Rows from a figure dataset
::::::::::
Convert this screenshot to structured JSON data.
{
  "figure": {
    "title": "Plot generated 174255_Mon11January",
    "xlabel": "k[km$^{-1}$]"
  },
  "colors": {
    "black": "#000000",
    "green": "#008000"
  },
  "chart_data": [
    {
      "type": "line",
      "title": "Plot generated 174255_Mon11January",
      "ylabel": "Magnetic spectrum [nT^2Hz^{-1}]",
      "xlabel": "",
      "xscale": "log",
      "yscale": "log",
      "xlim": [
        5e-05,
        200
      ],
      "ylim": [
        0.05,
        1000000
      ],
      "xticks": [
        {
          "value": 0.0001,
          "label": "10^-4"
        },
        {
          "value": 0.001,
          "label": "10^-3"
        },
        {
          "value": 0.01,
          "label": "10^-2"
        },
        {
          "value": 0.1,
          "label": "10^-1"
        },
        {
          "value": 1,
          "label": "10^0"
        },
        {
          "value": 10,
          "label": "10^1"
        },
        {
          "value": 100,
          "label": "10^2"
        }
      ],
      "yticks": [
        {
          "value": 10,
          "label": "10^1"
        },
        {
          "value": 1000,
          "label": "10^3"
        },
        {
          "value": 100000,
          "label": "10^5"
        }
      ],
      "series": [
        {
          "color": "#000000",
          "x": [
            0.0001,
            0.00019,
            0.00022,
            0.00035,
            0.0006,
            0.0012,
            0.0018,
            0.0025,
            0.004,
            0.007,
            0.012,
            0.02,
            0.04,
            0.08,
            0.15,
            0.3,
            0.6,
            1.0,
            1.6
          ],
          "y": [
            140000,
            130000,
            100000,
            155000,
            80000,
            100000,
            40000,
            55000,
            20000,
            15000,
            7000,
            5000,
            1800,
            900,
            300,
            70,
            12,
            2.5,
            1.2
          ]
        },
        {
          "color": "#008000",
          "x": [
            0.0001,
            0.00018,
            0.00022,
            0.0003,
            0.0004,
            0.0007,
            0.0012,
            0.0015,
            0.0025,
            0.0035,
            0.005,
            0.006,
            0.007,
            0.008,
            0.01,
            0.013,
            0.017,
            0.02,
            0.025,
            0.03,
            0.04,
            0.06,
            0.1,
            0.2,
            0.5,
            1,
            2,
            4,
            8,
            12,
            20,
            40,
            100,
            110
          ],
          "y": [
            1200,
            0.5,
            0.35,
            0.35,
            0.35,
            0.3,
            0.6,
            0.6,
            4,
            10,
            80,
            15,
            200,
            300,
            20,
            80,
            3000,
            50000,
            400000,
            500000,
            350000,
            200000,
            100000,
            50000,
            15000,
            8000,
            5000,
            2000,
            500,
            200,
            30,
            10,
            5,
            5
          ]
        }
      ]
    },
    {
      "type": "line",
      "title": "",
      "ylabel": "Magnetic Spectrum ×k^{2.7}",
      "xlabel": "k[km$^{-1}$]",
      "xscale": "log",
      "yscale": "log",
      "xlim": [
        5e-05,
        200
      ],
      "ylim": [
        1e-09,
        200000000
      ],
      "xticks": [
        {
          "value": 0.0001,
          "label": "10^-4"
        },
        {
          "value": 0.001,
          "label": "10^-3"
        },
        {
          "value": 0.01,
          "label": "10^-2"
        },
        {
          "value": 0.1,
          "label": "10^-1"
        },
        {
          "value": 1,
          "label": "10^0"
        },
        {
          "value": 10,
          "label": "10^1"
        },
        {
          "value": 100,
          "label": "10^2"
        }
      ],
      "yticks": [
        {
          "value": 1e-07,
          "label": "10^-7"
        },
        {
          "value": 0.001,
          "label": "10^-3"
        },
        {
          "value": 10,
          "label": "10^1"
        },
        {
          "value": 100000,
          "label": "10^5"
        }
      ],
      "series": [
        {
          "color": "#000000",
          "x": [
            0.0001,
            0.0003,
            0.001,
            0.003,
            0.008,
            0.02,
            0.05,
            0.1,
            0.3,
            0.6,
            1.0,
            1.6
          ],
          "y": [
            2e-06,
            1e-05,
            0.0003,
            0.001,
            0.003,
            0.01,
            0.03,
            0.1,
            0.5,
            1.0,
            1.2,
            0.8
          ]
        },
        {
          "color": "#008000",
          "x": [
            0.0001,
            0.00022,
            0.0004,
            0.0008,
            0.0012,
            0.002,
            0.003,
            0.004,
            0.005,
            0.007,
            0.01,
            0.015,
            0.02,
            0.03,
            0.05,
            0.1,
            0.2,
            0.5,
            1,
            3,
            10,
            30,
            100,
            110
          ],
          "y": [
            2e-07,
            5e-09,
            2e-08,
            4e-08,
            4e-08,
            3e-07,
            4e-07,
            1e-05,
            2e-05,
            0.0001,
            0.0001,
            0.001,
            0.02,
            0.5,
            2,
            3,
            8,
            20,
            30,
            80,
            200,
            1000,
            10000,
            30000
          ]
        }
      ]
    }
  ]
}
::::::::::
** The request **
Reproduce every line above without error.

** Output of the exercise **
Convert this screenshot to structured JSON data.
{
  "figure": {
    "title": "Plot generated 174255_Mon11January",
    "xlabel": "k[km$^{-1}$]"
  },
  "colors": {
    "black": "#000000",
    "green": "#008000"
  },
  "chart_data": [
    {
      "type": "line",
      "title": "Plot generated 174255_Mon11January",
      "ylabel": "Magnetic spectrum [nT^2Hz^{-1}]",
      "xlabel": "",
      "xscale": "log",
      "yscale": "log",
      "xlim": [
        5e-05,
        200
      ],
      "ylim": [
        0.05,
        1000000
      ],
      "xticks": [
        {
          "value": 0.0001,
          "label": "10^-4"
        },
        {
          "value": 0.001,
          "label": "10^-3"
        },
        {
          "value": 0.01,
          "label": "10^-2"
        },
        {
          "value": 0.1,
          "label": "10^-1"
        },
        {
          "value": 1,
          "label": "10^0"
        },
        {
          "value": 10,
          "label": "10^1"
        },
        {
          "value": 100,
          "label": "10^2"
        }
      ],
      "yticks": [
        {
          "value": 10,
          "label": "10^1"
        },
        {
          "value": 1000,
          "label": "10^3"
        },
        {
          "value": 100000,
          "label": "10^5"
        }
      ],
      "series": [
        {
          "color": "#000000",
          "x": [
            0.0001,
            0.00019,
            0.00022,
            0.00035,
            0.0006,
            0.0012,
            0.0018,
            0.0025,
            0.004,
            0.007,
            0.012,
            0.02,
            0.04,
            0.08,
            0.15,
            0.3,
            0.6,
            1.0,
            1.6
          ],
          "y": [
            140000,
            130000,
            100000,
            155000,
            80000,
            100000,
            40000,
            55000,
            20000,
            15000,
            7000,
            5000,
            1800,
            900,
            300,
            70,
            12,
            2.5,
            1.2
          ]
        },
        {
          "color": "#008000",
          "x": [
            0.0001,
            0.00018,
            0.00022,
            0.0003,
            0.0004,
            0.0007,
            0.0012,
            0.0015,
            0.0025,
            0.0035,
            0.005,
            0.006,
            0.007,
            0.008,
            0.01,
            0.013,
            0.017,
            0.02,
            0.025,
            0.03,
            0.04,
            0.06,
            0.1,
            0.2,
            0.5,
            1,
            2,
            4,
            8,
            12,
            20,
            40,
            100,
            110
          ],
          "y": [
            1200,
            0.5,
            0.35,
            0.35,
            0.35,
            0.3,
            0.6,
            0.6,
            4,
            10,
            80,
            15,
            200,
            300,
            20,
            80,
            3000,
            50000,
            400000,
            500000,
            350000,
            200000,
            100000,
            50000,
            15000,
            8000,
            5000,
            2000,
            500,
            200,
            30,
            10,
            5,
            5
          ]
        }
      ]
    },
    {
      "type": "line",
      "title": "",
      "ylabel": "Magnetic Spectrum ×k^{2.7}",
      "xlabel": "k[km$^{-1}$]",
      "xscale": "log",
      "yscale": "log",
      "xlim": [
        5e-05,
        200
      ],
      "ylim": [
        1e-09,
        200000000
      ],
      "xticks": [
        {
          "value": 0.0001,
          "label": "10^-4"
        },
        {
          "value": 0.001,
          "label": "10^-3"
        },
        {
          "value": 0.01,
          "label": "10^-2"
        },
        {
          "value": 0.1,
          "label": "10^-1"
        },
        {
          "value": 1,
          "label": "10^0"
        },
        {
          "value": 10,
          "label": "10^1"
        },
        {
          "value": 100,
          "label": "10^2"
        }
      ],
      "yticks": [
        {
          "value": 1e-07,
          "label": "10^-7"
        },
        {
          "value": 0.001,
          "label": "10^-3"
        },
        {
          "value": 10,
          "label": "10^1"
        },
        {
          "value": 100000,
          "label": "10^5"
        }
      ],
      "series": [
        {
          "color": "#000000",
          "x": [
            0.0001,
            0.0003,
            0.001,
            0.003,
            0.008,
            0.02,
            0.05,
            0.1,
            0.3,
            0.6,
            1.0,
            1.6
          ],
          "y": [
            2e-06,
            1e-05,
            0.0003,
            0.001,
            0.003,
            0.01,
            0.03,
            0.1,
            0.5,
            1.0,
            1.2,
            0.8
          ]
        },
        {
          "color": "#008000",
          "x": [
            0.0001,
            0.00022,
            0.0004,
            0.0008,
            0.0012,
            0.002,
            0.003,
            0.004,
            0.005,
            0.007,
            0.01,
            0.015,
            0.02,
            0.03,
            0.05,
            0.1,
            0.2,
            0.5,
            1,
            3,
            10,
            30,
            100,
            110
          ],
          "y": [
            2e-07,
            5e-09,
            2e-08,
            4e-08,
            4e-08,
            3e-07,
            4e-07,
            1e-05,
            2e-05,
            0.0001,
            0.0001,
            0.001,
            0.02,
            0.5,
            2,
            3,
            8,
            20,
            30,
            80,
            200,
            1000,
            10000,
            30000
          ]
        }
      ]
    }
  ]
}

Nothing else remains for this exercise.